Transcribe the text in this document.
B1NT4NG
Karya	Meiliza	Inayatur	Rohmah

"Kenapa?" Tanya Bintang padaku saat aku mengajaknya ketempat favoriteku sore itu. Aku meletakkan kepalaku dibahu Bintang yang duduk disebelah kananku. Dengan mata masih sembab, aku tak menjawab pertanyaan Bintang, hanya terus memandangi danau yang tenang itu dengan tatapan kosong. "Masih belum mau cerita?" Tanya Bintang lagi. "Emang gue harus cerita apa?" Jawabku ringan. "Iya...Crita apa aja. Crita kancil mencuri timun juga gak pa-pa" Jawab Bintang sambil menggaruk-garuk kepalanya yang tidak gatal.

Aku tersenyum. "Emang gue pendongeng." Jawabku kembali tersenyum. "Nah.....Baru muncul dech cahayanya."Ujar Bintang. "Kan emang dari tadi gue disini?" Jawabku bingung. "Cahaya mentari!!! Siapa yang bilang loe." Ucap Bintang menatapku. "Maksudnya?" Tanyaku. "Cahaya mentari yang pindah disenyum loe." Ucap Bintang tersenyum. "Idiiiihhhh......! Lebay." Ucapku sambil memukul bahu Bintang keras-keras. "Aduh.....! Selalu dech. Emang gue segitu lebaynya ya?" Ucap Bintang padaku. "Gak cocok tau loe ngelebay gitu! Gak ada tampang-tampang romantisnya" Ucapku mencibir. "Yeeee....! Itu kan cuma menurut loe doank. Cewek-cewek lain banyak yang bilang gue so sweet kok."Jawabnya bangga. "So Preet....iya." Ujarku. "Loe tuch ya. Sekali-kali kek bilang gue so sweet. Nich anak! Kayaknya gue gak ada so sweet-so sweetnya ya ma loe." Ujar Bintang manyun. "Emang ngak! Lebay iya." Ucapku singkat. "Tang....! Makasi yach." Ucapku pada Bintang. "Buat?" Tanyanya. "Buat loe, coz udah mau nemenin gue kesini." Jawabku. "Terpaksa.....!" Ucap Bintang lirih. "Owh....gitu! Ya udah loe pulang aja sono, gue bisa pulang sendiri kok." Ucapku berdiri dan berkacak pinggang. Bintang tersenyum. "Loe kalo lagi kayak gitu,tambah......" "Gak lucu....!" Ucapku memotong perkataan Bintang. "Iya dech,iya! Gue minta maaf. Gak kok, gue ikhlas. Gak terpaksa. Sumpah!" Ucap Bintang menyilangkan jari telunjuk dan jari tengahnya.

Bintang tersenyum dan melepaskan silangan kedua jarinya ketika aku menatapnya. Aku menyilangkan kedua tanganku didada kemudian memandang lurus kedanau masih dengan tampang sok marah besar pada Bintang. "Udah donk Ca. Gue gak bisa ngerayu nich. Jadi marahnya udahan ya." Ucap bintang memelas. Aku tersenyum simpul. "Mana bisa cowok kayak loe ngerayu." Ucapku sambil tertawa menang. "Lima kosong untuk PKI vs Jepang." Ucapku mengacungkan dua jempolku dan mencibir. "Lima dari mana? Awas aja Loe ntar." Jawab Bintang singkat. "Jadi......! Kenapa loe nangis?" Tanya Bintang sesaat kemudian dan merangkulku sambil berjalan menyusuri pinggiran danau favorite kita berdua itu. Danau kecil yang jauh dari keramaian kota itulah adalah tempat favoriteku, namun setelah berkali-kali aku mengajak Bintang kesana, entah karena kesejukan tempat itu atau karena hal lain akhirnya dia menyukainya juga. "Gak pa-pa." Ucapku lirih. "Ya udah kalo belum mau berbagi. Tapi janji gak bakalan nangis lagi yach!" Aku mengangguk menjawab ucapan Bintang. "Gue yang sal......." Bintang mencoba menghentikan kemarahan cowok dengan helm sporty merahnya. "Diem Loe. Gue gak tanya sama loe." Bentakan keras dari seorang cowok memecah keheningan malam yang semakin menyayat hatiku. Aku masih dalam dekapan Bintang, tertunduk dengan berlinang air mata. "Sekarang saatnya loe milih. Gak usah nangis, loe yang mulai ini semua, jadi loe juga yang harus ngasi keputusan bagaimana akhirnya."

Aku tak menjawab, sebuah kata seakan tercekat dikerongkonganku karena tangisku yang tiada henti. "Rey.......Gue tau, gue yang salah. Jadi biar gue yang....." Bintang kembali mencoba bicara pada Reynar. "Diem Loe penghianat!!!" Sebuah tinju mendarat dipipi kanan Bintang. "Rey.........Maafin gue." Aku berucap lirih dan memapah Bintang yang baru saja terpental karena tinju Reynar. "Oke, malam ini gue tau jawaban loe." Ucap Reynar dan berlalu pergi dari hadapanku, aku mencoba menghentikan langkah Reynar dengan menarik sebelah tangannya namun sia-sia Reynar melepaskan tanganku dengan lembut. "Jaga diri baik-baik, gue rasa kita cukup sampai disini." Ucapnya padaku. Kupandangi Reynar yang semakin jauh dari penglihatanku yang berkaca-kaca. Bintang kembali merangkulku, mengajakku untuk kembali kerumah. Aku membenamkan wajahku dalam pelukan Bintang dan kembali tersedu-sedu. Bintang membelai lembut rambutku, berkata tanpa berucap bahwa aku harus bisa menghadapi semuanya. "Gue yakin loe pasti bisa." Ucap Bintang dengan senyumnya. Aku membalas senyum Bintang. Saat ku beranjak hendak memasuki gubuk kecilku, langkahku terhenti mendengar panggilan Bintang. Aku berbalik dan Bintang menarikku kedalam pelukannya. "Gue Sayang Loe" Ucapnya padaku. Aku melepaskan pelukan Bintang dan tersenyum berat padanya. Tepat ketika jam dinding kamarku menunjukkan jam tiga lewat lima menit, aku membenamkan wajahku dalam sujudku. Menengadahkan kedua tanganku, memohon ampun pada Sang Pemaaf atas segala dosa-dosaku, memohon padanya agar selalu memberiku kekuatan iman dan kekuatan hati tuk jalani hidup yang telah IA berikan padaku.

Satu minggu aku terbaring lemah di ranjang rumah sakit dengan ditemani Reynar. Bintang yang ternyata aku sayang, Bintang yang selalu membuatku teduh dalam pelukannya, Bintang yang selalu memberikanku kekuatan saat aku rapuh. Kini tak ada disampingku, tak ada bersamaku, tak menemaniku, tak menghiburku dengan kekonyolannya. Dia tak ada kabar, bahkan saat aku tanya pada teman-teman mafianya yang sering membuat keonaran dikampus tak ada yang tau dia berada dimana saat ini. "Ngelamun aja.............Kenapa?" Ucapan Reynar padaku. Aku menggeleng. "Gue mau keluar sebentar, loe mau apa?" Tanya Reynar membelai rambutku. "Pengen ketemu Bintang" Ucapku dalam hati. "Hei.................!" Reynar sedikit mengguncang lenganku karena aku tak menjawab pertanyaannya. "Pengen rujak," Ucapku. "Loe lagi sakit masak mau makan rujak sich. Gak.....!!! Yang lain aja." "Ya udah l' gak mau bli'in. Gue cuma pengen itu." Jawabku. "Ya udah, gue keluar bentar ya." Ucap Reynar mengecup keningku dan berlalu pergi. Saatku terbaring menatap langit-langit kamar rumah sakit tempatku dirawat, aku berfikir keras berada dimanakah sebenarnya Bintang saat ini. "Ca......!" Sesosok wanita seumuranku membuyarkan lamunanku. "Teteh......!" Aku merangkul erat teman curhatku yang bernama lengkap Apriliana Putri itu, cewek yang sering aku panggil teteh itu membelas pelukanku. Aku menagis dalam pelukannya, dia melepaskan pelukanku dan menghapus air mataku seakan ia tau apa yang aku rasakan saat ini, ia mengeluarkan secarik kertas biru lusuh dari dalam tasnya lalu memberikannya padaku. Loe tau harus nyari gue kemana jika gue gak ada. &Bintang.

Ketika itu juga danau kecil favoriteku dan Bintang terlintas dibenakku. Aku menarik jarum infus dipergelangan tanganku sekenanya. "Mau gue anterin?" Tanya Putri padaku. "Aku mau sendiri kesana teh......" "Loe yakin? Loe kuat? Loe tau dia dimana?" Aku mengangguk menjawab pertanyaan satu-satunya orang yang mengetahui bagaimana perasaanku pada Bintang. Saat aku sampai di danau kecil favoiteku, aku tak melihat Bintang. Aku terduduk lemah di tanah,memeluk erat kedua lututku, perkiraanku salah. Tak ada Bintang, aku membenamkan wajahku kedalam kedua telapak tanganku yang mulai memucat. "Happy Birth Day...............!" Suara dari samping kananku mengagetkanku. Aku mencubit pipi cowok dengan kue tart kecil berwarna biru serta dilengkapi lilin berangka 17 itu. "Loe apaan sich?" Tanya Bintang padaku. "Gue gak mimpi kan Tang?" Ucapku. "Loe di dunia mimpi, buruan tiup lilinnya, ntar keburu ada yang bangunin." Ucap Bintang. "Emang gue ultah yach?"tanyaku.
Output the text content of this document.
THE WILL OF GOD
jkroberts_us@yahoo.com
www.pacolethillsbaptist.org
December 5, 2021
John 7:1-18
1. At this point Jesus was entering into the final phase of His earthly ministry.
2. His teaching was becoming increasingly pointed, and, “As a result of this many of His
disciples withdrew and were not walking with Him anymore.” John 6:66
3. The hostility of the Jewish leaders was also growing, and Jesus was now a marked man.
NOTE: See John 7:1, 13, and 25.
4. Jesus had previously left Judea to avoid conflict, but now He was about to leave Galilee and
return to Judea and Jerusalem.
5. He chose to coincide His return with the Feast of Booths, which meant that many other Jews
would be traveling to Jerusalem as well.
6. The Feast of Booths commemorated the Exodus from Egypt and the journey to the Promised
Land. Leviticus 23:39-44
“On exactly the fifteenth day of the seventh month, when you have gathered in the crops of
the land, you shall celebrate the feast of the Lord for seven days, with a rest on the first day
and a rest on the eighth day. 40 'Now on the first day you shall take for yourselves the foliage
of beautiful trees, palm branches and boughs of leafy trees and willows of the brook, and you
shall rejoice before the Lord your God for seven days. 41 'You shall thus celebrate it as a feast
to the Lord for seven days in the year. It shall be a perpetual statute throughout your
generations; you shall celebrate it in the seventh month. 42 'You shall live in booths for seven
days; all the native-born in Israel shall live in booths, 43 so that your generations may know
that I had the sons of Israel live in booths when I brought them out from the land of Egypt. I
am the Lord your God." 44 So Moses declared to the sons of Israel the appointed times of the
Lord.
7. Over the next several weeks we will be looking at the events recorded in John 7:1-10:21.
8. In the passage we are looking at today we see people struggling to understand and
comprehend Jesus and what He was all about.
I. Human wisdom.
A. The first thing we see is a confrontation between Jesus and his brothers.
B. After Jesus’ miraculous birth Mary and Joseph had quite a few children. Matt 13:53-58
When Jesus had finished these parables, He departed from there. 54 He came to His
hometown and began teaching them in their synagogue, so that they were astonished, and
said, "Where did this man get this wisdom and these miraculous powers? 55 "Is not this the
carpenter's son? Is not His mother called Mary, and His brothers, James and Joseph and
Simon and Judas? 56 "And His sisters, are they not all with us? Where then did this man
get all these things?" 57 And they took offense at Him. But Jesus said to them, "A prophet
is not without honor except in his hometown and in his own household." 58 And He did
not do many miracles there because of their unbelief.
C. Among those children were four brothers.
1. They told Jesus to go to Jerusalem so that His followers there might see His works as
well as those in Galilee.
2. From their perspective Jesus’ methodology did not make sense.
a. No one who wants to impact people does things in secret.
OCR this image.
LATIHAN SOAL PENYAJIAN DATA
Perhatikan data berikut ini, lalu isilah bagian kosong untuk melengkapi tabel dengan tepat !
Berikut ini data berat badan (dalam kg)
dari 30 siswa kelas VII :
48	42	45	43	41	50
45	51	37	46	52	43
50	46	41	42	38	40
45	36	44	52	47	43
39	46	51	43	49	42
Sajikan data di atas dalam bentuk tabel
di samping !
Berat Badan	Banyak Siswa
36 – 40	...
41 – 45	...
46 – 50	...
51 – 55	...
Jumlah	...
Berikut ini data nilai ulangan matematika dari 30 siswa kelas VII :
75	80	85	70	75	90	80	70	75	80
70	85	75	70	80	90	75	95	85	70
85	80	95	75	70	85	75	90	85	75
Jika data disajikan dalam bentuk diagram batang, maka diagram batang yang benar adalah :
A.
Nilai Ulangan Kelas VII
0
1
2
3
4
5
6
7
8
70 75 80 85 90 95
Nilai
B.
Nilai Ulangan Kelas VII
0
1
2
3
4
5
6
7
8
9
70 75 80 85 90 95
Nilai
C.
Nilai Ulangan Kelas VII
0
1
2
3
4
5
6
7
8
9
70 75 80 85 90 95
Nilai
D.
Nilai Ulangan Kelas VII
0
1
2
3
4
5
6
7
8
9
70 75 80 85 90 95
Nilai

Exercise: Search the lines above for the string "Judea", then show every one that has it.

Result for this exercise:
4. Jesus had previously left Judea to avoid conflict, but now He was about to leave Galilee and
return to Judea and Jerusalem.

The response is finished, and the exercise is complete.